§ Task to complete:
Copy out each line below that has the word "rest" in it.

(Page segmentation data)
Segment Open

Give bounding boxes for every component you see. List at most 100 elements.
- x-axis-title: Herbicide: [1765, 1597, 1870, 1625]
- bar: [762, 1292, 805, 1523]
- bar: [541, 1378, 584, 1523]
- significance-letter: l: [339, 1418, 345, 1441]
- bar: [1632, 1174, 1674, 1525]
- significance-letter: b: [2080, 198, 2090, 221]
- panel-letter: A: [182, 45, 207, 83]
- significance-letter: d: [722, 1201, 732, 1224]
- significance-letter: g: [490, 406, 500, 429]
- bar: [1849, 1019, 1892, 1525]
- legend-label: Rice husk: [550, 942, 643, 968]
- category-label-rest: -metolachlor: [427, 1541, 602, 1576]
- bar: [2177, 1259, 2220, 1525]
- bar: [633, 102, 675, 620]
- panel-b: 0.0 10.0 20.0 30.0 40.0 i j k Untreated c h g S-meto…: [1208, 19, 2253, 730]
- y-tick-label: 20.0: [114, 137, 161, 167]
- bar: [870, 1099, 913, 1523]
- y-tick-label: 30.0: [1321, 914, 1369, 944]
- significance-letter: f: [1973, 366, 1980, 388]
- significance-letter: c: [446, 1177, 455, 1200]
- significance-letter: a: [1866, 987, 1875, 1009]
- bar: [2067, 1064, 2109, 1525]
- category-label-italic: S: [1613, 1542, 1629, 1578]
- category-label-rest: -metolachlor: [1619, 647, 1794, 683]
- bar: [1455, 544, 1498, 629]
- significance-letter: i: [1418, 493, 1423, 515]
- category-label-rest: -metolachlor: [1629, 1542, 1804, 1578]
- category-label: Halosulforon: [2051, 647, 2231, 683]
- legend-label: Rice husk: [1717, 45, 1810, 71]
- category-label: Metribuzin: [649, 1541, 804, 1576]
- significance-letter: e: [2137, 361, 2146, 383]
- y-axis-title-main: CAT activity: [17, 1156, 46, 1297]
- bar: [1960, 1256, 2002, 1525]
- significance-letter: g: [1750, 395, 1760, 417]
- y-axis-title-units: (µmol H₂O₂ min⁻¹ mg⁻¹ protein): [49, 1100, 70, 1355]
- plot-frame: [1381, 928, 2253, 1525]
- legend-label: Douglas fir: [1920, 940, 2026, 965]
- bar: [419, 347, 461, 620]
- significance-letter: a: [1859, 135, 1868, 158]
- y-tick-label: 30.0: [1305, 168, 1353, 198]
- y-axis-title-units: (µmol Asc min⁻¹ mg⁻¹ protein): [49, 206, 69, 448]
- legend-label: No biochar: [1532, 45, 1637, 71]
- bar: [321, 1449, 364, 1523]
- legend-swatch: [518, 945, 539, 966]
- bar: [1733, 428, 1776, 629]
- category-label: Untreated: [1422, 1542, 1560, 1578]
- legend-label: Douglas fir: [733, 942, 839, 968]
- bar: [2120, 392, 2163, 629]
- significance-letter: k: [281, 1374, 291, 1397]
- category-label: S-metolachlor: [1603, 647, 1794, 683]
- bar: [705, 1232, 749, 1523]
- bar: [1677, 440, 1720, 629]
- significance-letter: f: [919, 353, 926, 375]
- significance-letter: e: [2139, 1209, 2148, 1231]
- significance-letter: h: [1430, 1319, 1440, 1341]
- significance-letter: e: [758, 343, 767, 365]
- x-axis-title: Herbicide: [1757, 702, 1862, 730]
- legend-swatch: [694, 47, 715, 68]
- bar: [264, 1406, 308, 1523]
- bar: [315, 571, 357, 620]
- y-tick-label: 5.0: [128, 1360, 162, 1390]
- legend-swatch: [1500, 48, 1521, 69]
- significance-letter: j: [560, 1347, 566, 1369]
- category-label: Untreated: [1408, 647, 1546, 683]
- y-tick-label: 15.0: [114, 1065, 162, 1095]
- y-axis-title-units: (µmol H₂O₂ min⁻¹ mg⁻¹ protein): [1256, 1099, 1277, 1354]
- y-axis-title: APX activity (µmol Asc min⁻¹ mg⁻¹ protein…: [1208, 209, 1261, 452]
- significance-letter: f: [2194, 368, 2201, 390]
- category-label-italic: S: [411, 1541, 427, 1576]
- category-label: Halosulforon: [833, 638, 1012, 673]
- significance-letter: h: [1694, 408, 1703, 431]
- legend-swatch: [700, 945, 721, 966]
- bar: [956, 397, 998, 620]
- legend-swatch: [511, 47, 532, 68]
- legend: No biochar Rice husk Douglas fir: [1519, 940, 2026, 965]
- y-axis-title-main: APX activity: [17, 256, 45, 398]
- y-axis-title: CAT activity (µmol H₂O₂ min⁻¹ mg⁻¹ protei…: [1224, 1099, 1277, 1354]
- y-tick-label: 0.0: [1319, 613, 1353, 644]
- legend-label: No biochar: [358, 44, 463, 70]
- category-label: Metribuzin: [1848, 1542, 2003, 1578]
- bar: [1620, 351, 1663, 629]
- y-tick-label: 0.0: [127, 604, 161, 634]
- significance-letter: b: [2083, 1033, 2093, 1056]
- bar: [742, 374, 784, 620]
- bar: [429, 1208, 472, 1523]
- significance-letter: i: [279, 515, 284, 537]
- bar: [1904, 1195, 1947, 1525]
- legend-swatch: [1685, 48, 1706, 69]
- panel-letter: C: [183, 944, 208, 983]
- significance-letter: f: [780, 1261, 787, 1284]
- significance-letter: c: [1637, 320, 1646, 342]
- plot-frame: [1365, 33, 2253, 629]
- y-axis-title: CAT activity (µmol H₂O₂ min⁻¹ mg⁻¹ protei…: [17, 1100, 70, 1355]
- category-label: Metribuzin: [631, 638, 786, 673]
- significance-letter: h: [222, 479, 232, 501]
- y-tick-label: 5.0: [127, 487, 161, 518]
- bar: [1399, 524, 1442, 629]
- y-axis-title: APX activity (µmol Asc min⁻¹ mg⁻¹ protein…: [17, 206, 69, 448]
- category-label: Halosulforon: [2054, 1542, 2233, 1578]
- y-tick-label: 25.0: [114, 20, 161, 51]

Segment Closed

§ Solution to the exercise:
- category-label-rest: -metolachlor: [427, 1541, 602, 1576]
- category-label-rest: -metolachlor: [1619, 647, 1794, 683]
- category-label-rest: -metolachlor: [1629, 1542, 1804, 1578]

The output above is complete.